▶ [TASK 1]
List every figure and equation that the text on quantum-optical random-number generators refers to by number.
▶ [TASK 2]
Write a continuation of the text on fast quantum-optical random-number generators, starting after its last sentence.

Fast quantum-optical random-number generators

In this paper we study experimentally the properties of three types of quantum -optical random-number generators and characterize them using the available National Institute for Standards and Technology statistical tests, as well as four alternate tests. The generators are characterized by a trade-off between, on one hand, the rate of generation of random bits and, on the other hand, the degree of randomness of the series which they deliver. We describe various techniques aimed at maximizing this rate without diminishing the quality (degree of randomness) of the series generated by it.

Figure 1

The variance of the measured laser intensity (circles) is directly proportional to the average value of the laser current according to Eq. (2) (straight line).

Figure 2

Photo of our setup, which is based on the Quantis QRNG.

▶ [SUPPLIED DATA]
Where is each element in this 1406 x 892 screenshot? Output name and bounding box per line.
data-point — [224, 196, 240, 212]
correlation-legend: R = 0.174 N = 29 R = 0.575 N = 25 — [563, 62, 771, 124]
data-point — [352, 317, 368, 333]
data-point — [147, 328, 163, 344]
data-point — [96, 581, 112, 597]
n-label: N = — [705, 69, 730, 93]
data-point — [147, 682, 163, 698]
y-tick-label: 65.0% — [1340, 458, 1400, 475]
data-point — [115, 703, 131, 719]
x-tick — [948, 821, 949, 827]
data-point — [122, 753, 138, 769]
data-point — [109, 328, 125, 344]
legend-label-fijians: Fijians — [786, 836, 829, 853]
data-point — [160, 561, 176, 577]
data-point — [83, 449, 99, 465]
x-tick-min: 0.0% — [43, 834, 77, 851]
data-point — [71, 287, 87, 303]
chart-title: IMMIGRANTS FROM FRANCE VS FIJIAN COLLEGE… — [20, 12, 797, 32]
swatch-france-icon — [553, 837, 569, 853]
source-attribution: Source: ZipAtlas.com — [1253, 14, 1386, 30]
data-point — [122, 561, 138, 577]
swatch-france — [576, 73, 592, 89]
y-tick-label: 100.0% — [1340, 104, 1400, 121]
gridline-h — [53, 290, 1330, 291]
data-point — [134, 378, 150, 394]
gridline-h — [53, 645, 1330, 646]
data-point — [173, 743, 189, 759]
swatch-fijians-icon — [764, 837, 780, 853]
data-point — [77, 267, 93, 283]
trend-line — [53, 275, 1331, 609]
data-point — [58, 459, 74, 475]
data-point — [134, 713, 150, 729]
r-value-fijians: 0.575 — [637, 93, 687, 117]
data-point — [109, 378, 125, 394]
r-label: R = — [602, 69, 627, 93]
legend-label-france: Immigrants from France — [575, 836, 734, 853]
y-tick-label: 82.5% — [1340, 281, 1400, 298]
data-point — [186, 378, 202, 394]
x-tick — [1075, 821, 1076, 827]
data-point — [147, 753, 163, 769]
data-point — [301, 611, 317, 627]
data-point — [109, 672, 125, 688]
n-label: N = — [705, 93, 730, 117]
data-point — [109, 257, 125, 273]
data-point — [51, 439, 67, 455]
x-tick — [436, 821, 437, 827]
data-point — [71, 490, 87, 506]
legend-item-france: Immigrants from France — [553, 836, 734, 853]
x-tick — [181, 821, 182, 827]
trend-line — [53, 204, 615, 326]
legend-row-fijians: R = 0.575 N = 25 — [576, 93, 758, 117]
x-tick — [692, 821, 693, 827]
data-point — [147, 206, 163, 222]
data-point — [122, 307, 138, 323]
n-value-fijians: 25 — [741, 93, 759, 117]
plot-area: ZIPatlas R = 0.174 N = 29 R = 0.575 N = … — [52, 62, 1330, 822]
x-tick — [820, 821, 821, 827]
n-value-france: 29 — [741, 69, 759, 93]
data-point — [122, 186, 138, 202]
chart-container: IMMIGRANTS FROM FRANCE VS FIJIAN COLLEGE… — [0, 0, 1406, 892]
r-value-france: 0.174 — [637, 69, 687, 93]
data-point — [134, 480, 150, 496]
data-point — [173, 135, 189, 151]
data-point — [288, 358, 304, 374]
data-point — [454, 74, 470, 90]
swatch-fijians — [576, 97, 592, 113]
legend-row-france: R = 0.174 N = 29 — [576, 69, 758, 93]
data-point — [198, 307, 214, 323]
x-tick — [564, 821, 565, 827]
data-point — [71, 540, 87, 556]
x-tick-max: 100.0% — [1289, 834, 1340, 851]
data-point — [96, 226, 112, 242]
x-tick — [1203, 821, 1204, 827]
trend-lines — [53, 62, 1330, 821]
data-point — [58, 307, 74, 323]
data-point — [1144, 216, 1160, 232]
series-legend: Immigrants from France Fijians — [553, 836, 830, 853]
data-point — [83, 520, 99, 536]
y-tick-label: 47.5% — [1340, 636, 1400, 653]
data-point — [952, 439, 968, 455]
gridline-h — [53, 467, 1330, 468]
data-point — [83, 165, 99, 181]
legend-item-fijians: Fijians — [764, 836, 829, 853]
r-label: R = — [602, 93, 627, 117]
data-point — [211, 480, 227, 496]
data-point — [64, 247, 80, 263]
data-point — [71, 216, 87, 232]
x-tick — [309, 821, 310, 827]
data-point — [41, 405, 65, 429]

▶ [FINAL ANSWER 1]
Figure 1, Figure 2, Eq. (2)

▶ [FINAL ANSWER 2]
Figure 3

Experimental [filled (blue) circles] and theoretical [solid (red) lines] histogram of time delay between clicks in photon detector 1 at (a) high intensity and (b) low intensity.

Figure 4

Law of large numbers [vertical (black) line] and SeQuR QRNG: raw data for the bit1[open (blue) circles and solid (blue) line] and bit3 [(red) X's and dashed (red) line] series. The bit1 series reveals a substantial irregularity of the standard deviation, while the bit3 series behaves as would be expected for a random bit series. This is also confirmed by the example $p$ values calculated for both series.

Figure 5

Autocorrelation plot for SeQuR QRNG raw data: the bit1 series [open (blue) circles and solid (blue) line] reveals a strong correspondence within the random sequence, while the bit3 series [(red) X's and dashed (red) line] behaves as would be expected for a random bit series. This is confirmed by the $p$ values.

Figure 6

Same as Fig. 4, but for SeQuR QRNG filtered data: the bit1 sequence exhibits a departure from ideal randomness for data samples smaller than 300, while the bit3 series behaves as would be expected for a random bit series. The respective $p$ values confirm this result.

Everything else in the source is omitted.